__WHAT YOU WILL DO__: Copy out all lines with the word "structured" in them.

Raw records:
----------
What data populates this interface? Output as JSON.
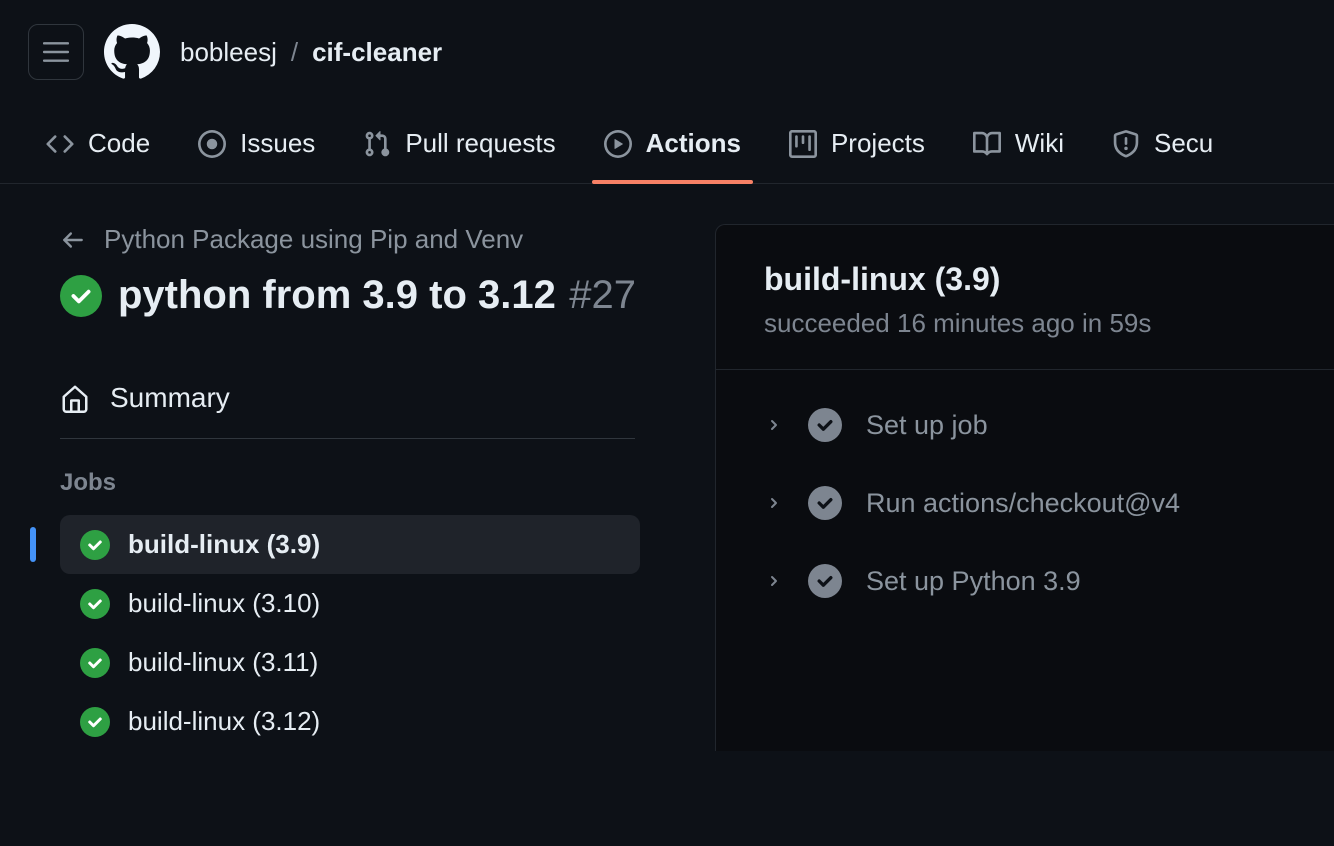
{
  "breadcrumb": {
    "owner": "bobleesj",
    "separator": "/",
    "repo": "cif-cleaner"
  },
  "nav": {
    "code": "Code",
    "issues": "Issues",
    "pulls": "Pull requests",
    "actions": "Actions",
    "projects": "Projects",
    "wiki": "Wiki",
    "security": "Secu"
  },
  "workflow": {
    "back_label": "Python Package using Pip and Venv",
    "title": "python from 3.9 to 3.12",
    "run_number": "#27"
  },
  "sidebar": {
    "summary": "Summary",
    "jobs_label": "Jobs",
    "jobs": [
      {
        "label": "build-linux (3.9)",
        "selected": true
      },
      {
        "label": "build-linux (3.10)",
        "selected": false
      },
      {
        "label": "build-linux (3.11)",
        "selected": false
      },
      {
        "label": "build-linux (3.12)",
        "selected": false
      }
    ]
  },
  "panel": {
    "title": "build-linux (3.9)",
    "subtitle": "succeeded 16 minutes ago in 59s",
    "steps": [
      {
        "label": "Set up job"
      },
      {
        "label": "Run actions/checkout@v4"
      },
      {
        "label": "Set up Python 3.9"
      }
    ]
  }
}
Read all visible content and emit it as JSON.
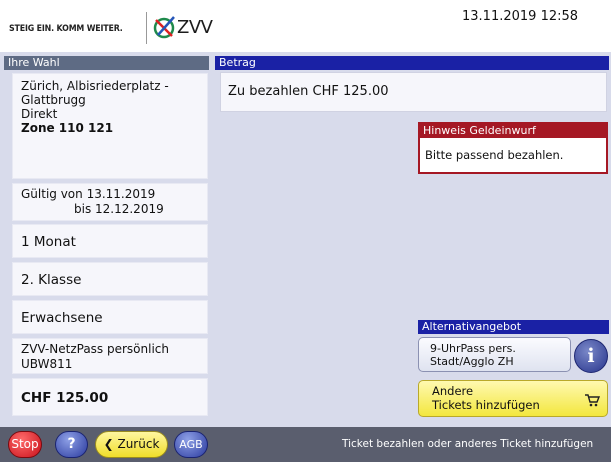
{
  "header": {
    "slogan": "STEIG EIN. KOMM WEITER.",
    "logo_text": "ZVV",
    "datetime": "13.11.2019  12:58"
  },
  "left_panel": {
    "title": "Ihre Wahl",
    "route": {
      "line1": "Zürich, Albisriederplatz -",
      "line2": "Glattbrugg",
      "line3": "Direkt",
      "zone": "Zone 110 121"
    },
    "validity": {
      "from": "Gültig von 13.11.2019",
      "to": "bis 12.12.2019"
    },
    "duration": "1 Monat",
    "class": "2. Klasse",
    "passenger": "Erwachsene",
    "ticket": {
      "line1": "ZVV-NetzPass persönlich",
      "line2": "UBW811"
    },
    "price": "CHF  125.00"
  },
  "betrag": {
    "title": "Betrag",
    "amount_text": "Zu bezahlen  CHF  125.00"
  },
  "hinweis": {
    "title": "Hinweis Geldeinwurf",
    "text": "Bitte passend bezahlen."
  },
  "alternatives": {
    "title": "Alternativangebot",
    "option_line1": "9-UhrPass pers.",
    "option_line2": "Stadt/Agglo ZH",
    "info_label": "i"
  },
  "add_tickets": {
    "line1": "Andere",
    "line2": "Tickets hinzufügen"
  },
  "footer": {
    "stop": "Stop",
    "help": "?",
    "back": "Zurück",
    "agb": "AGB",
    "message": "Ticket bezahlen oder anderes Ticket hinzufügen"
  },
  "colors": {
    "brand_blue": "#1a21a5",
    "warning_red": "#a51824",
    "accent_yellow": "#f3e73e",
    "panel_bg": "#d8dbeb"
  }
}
----------
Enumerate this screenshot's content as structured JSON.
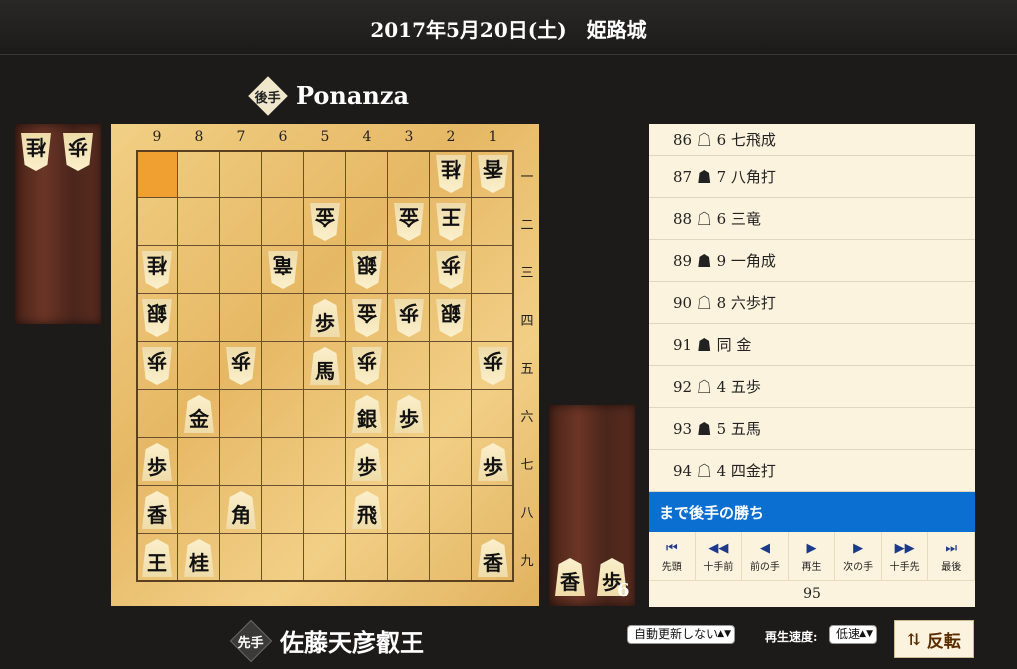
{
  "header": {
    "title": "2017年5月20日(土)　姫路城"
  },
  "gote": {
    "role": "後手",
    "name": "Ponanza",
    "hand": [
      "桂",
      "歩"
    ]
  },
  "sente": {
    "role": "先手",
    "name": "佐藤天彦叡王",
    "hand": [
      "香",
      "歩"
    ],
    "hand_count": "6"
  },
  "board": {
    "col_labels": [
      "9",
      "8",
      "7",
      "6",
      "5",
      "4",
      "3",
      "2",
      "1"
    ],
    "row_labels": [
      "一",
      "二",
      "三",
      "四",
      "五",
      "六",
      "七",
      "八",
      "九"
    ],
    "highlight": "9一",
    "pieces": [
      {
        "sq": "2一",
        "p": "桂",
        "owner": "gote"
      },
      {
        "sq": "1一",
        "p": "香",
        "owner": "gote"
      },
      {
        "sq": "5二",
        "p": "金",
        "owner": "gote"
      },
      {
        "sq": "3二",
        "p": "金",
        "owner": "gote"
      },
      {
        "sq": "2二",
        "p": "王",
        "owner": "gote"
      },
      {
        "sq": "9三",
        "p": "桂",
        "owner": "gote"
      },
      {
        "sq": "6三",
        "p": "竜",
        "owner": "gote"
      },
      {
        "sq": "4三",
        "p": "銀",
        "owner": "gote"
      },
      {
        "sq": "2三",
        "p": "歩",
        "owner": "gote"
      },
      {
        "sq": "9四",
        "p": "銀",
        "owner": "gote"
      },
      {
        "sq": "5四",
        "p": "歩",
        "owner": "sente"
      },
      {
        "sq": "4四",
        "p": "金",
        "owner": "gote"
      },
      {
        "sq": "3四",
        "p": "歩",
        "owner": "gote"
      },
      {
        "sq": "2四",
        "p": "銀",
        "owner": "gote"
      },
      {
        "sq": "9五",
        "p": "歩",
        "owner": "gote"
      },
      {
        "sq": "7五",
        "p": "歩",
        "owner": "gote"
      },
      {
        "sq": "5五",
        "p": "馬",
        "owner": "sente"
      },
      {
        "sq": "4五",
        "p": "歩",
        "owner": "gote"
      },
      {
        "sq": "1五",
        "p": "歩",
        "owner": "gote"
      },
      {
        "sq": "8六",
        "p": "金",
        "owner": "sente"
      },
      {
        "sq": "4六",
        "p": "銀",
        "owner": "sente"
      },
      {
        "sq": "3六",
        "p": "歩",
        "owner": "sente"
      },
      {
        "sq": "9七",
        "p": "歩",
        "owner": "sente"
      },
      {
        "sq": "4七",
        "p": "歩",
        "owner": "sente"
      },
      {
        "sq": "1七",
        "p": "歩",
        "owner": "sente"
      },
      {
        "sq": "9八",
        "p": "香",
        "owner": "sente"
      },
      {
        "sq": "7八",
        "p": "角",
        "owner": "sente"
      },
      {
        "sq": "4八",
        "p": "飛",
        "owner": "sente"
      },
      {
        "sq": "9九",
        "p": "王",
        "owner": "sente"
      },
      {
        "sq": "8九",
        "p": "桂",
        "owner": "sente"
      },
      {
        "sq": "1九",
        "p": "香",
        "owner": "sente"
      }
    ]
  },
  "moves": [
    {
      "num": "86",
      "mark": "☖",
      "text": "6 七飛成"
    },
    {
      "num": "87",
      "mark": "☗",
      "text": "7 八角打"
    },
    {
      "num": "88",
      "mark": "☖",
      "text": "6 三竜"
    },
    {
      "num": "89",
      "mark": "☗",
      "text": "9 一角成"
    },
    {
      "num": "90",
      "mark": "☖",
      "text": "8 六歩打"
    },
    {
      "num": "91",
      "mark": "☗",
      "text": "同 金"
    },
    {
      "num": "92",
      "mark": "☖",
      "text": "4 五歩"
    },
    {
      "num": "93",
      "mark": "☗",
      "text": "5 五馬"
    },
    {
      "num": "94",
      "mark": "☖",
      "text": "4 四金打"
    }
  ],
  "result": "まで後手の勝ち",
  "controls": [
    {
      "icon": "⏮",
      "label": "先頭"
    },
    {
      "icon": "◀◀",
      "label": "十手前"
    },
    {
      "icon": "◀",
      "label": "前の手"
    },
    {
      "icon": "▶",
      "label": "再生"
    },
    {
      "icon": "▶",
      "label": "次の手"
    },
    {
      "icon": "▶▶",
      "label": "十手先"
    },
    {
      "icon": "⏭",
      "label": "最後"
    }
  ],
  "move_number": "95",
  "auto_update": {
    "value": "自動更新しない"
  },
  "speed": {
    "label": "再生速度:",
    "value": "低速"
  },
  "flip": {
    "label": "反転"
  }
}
----------
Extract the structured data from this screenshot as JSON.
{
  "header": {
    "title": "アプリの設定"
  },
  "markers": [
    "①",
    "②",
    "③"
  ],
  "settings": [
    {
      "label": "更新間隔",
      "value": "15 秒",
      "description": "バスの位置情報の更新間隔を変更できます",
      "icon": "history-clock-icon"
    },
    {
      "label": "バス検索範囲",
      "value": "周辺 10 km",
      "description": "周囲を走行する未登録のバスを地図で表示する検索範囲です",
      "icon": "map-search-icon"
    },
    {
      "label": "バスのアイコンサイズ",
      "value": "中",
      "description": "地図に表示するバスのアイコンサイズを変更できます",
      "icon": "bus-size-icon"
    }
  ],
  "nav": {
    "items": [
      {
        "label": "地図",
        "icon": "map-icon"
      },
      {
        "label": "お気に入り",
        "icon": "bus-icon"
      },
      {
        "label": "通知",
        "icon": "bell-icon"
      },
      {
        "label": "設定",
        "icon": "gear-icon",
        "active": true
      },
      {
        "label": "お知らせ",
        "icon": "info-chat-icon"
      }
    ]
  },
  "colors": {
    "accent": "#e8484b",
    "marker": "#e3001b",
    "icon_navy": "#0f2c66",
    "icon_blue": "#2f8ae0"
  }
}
----------
__RESULT OF THE EXERCISE__:
Enumerate this screenshot's content as structured JSON.
Extract the structured data from this screenshot as JSON.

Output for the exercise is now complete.